Problem 1 >>
How would you express the listing lines from the one containing "annotation: a — [530, 158, 541, 178]" through the one containing "annotation: a — [271, 126, 282, 146]" as a Markdown table with the columns Row and Entry? Give each line its row number and leave out blank lines.

Document text >>
<<<<
Irish League
- Season: 1895–96
- Dates: 7 September 1895 – 11 January 1896
- Champions: Distillery 1st Irish title
- Matches: 12
- Goals: 54 (4.5 per match)
- Biggest home win: Distillery 6–1 Glentoran
- Biggest away win: Linfield 0–4 Cliftonville
- Highest scoring: Glentoran 6–2 Distillery

= 1895–96 Irish League =

The 1895–96 Irish League was the 6th edition of the Irish League, the highest level of league competition in Irish football.

The league comprised four teams, and Distillery won the championship for the first time after a play-off with Cliftonville.
>>>>
Data entries >>
<<<<
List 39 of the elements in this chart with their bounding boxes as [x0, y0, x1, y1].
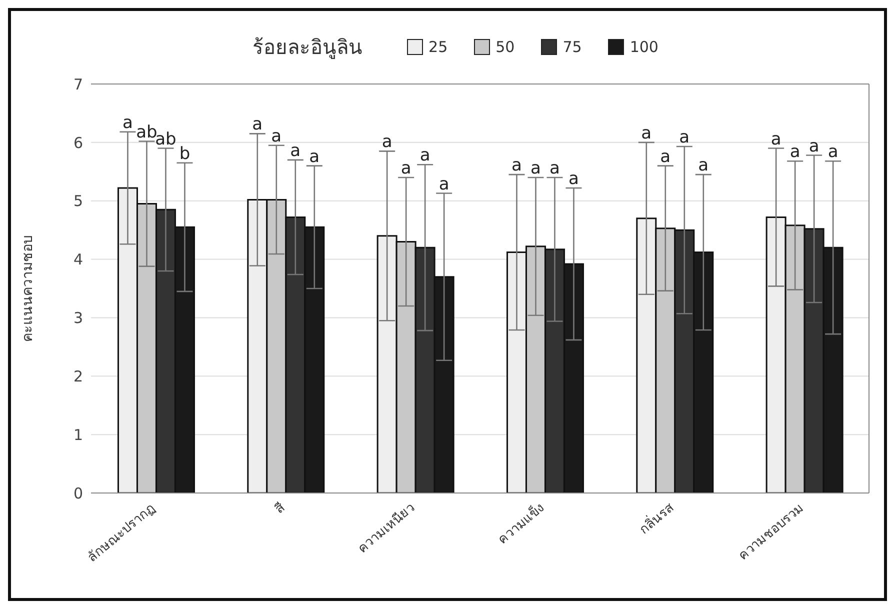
annotation: a — [530, 158, 541, 178]
annotation: ab — [136, 122, 158, 142]
y-tick-label: 6 — [73, 134, 83, 152]
y-tick-label: 1 — [73, 426, 83, 444]
annotation: ab — [155, 129, 176, 150]
annotation: a — [122, 112, 133, 133]
y-tick-label: 7 — [73, 75, 83, 94]
annotation: a — [641, 123, 652, 144]
y-tick-label: 0 — [73, 484, 83, 502]
annotation: a — [420, 146, 430, 166]
x-tick-label: สี — [272, 500, 288, 518]
annotation: a — [271, 126, 282, 146]
annotation: a — [382, 132, 392, 152]
annotation: a — [252, 114, 263, 135]
annotation: a — [808, 136, 820, 156]
legend-label: 100 — [630, 38, 658, 56]
annotation: a — [679, 128, 690, 148]
annotation: a — [438, 174, 450, 194]
annotation: a — [400, 158, 412, 178]
y-tick-label: 3 — [73, 309, 83, 328]
annotation: a — [660, 146, 671, 167]
annotation: a — [568, 169, 579, 190]
annotation: b — [179, 144, 190, 164]
annotation: a — [512, 156, 522, 176]
annotation: a — [790, 142, 800, 162]
annotation: a — [309, 146, 320, 167]
annotation: a — [770, 129, 782, 150]
legend-title: ร้อยละอินูลิน — [252, 34, 363, 61]
legend-label: 75 — [562, 38, 582, 56]
annotation: a — [550, 158, 560, 178]
annotation: a — [698, 156, 709, 176]
annotation: a — [290, 140, 301, 161]
y-tick-label: 2 — [73, 367, 83, 386]
y-axis-title: คะแนนความชอบ — [20, 235, 36, 342]
legend-label: 50 — [496, 38, 515, 56]
y-tick-label: 5 — [73, 192, 83, 210]
y-tick-label: 4 — [73, 250, 83, 269]
annotation: a — [828, 142, 838, 162]
legend-label: 25 — [428, 38, 448, 56]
>>>>
Problem 2 >>
According to the text about the 1895–96 Irish League, which club did Distillery beat in a play-off to win the championship?

Exercise output 1 >>
| Row | Entry |
|---|---|
| 1 | annotation: a — [530, 158, 541, 178] |
| 2 | annotation: ab — [136, 122, 158, 142] |
| 3 | y-tick-label: 6 — [73, 134, 83, 152] |
| 4 | y-tick-label: 1 — [73, 426, 83, 444] |
| 5 | annotation: ab — [155, 129, 176, 150] |
| 6 | annotation: a — [122, 112, 133, 133] |
| 7 | y-tick-label: 7 — [73, 75, 83, 94] |
| 8 | annotation: a — [641, 123, 652, 144] |
| 9 | y-tick-label: 0 — [73, 484, 83, 502] |
| 10 | annotation: a — [420, 146, 430, 166] |
| 11 | x-tick-label: สี — [272, 500, 288, 518] |
| 12 | annotation: a — [271, 126, 282, 146] |

Exercise output 2 >>
Cliftonville